◆ GIVEN REQUEST
Copy all lines in which the word "Urban" can be found.

----------------

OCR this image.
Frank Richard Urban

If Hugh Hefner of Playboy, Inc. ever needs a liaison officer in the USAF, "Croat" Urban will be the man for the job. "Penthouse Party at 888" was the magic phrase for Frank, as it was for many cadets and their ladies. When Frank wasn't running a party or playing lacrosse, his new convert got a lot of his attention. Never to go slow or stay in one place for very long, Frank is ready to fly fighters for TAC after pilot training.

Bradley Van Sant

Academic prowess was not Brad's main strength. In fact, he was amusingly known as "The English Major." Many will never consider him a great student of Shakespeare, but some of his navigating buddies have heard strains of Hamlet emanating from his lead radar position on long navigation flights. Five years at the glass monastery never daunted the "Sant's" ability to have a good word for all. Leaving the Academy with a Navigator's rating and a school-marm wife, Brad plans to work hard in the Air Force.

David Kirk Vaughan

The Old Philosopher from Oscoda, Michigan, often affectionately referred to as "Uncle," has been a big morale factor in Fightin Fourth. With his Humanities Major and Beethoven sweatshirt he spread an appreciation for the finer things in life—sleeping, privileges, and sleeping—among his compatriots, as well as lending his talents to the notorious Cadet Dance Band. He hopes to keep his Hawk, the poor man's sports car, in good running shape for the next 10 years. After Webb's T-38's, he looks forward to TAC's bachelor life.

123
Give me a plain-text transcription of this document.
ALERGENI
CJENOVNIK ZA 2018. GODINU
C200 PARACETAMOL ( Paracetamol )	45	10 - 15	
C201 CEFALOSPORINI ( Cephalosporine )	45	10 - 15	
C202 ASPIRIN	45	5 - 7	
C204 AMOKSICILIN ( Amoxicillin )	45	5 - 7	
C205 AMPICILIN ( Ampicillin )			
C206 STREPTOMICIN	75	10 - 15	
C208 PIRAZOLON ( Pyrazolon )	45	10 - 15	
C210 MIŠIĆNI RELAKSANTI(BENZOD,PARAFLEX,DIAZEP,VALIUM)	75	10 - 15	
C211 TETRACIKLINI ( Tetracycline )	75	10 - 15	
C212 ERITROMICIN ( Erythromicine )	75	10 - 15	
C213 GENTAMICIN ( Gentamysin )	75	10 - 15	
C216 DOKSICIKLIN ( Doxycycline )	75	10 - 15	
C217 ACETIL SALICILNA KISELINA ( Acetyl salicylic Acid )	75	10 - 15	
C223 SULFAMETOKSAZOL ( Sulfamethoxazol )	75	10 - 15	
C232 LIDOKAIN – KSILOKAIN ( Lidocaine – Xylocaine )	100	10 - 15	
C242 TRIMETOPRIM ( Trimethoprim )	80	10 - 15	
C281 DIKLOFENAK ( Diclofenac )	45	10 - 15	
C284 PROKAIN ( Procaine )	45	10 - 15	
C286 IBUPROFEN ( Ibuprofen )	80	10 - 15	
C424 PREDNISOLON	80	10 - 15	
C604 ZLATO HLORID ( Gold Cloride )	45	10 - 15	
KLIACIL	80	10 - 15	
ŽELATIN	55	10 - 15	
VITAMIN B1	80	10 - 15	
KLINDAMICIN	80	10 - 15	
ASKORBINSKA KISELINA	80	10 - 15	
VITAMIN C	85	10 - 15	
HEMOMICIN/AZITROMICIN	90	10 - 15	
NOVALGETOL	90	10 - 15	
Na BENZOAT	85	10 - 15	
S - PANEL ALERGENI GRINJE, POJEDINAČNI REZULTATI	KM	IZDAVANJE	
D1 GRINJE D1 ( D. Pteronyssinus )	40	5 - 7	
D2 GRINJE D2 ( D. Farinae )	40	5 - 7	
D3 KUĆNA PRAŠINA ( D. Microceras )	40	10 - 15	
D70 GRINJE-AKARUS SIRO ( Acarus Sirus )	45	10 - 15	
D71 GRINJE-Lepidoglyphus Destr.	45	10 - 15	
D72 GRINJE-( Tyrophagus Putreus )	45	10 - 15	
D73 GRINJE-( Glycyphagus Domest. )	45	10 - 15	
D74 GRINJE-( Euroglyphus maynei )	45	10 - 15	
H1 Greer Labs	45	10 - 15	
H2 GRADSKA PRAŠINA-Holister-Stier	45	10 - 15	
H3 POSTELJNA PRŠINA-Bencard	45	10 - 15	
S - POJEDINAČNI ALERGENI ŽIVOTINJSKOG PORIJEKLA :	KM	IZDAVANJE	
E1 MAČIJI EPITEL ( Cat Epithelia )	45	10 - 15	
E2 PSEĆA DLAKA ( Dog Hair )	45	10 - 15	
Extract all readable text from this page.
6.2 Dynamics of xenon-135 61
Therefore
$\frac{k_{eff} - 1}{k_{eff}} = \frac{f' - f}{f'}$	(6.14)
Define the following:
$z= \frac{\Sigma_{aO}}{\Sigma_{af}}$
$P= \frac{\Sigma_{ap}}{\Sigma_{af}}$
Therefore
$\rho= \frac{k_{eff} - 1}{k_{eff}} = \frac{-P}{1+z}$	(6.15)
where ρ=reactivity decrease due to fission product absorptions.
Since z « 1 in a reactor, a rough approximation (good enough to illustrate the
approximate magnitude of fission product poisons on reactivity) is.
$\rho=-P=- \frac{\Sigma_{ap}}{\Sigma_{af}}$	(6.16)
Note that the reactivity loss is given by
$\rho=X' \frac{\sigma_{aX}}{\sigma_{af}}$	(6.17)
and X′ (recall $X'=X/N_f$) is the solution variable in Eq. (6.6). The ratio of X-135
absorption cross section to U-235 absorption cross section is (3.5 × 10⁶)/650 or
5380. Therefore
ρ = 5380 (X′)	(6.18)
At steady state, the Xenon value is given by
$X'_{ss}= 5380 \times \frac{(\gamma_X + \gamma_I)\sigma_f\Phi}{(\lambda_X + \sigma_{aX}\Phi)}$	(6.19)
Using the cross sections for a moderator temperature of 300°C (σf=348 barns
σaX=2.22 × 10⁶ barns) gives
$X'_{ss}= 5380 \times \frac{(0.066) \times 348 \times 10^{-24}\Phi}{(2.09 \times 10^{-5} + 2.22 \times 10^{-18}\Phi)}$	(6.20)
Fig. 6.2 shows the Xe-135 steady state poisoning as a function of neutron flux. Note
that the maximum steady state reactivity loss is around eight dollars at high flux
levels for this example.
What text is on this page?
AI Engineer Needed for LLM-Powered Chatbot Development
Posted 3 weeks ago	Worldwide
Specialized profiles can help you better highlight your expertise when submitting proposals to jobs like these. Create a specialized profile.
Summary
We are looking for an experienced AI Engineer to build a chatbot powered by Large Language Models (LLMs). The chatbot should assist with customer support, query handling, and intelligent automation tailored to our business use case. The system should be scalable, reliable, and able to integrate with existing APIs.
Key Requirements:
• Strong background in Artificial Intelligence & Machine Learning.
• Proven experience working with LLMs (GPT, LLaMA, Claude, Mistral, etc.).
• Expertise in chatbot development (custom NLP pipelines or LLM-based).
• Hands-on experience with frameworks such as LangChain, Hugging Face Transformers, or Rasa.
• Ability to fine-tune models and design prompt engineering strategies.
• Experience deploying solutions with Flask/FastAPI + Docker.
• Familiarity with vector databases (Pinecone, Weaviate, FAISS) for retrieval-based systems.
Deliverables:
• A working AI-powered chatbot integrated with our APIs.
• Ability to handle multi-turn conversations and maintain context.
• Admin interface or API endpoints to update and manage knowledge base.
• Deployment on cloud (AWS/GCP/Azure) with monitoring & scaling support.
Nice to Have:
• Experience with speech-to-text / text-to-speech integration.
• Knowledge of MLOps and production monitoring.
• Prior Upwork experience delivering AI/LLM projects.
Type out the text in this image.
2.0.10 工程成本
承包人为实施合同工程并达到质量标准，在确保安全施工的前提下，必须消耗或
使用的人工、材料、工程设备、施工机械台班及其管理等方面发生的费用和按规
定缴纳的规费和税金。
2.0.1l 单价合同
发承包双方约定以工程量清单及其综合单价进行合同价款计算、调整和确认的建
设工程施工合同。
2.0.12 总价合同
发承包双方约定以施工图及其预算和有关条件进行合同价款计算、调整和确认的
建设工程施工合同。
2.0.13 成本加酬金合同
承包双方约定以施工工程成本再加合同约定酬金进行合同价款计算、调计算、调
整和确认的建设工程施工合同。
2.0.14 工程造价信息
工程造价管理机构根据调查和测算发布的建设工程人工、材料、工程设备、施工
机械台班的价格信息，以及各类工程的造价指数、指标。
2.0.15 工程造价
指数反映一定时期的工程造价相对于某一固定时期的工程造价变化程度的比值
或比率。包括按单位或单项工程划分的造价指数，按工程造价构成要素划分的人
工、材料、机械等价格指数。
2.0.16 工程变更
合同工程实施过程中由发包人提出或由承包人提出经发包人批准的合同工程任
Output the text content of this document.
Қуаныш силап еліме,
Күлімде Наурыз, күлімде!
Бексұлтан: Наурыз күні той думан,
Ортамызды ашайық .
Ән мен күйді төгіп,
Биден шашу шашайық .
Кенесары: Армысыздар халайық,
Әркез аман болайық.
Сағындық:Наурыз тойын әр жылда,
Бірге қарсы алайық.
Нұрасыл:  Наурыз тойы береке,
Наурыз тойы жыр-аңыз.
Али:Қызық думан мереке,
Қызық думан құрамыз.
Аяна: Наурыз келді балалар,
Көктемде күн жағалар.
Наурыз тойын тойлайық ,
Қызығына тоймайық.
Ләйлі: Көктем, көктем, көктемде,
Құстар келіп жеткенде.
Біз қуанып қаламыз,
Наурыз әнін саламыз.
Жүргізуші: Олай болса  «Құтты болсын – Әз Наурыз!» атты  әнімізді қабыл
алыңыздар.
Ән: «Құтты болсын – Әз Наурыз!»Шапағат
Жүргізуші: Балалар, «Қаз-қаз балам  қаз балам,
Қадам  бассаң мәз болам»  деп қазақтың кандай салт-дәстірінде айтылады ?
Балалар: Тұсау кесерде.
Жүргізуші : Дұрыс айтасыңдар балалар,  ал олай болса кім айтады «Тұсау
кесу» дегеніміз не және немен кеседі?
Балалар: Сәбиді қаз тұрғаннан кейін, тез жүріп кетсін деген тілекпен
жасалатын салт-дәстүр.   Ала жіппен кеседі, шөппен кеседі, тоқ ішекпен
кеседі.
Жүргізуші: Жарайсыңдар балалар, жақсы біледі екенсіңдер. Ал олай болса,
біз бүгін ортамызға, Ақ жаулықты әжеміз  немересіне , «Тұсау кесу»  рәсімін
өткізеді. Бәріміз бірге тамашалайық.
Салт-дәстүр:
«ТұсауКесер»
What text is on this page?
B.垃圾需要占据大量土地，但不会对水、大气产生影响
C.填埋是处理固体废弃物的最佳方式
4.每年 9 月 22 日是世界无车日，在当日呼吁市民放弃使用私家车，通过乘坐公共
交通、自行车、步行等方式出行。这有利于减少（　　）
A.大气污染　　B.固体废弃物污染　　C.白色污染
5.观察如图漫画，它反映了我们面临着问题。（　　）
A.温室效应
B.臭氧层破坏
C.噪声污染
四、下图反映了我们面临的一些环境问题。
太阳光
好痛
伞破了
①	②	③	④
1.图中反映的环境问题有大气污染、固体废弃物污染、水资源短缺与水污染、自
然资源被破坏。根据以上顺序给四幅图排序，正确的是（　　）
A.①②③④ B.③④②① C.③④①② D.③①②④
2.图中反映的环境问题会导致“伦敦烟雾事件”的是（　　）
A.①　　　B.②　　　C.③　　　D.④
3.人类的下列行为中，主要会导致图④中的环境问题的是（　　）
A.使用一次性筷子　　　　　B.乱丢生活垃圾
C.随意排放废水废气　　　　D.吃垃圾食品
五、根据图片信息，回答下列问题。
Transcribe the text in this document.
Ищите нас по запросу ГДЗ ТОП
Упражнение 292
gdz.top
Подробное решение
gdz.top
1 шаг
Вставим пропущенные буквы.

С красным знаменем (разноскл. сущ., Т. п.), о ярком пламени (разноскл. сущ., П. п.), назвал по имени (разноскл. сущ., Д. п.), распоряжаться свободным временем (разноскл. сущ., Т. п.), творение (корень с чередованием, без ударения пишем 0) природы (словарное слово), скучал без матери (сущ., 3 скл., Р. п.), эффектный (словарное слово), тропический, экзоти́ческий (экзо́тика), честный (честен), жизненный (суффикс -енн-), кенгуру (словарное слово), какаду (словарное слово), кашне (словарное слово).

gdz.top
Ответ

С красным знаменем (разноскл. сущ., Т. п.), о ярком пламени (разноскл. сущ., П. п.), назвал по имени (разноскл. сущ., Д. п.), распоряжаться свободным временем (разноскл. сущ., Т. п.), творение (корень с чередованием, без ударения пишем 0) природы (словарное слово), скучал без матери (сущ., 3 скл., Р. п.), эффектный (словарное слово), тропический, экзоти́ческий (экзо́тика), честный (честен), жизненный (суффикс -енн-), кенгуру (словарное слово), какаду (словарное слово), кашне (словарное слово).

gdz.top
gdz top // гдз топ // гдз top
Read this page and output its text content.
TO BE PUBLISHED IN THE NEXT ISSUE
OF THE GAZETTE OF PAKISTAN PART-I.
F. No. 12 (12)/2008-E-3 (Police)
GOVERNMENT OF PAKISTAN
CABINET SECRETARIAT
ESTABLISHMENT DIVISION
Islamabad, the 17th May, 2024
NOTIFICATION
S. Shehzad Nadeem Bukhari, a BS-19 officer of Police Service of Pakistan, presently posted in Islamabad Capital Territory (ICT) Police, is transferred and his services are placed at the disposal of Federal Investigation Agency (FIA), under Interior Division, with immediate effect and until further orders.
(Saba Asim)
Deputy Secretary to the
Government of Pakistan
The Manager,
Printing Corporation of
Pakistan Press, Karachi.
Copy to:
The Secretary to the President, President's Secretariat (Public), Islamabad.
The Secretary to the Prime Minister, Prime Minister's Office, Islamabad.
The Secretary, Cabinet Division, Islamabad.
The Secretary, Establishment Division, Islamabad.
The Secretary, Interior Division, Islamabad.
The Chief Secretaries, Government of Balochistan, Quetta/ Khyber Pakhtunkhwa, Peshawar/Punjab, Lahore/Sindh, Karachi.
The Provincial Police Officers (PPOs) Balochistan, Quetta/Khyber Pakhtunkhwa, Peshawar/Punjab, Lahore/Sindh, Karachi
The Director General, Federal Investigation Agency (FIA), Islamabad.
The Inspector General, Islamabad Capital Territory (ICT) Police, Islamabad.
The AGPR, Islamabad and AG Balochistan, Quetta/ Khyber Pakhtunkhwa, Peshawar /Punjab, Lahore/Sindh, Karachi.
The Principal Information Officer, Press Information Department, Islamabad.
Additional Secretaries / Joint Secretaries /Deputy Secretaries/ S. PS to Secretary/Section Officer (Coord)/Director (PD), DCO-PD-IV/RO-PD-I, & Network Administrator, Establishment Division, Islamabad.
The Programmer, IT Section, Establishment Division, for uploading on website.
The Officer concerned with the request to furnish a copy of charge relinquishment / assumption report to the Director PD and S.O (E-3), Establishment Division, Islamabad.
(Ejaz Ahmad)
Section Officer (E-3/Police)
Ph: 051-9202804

----------------

◆ RESPONSE BELOW
Frank Richard Urban
If Hugh Hefner of Playboy, Inc. ever needs a liaison officer in the USAF, "Croat" Urban will be the man for the job. "Penthouse Party at 888" was the magic phrase for Frank, as it was for many cadets and their ladies. When Frank wasn't running a party or playing lacrosse, his new convert got a lot of his attention. Never to go slow or stay in one place for very long, Frank is ready to fly fighters for TAC after pilot training.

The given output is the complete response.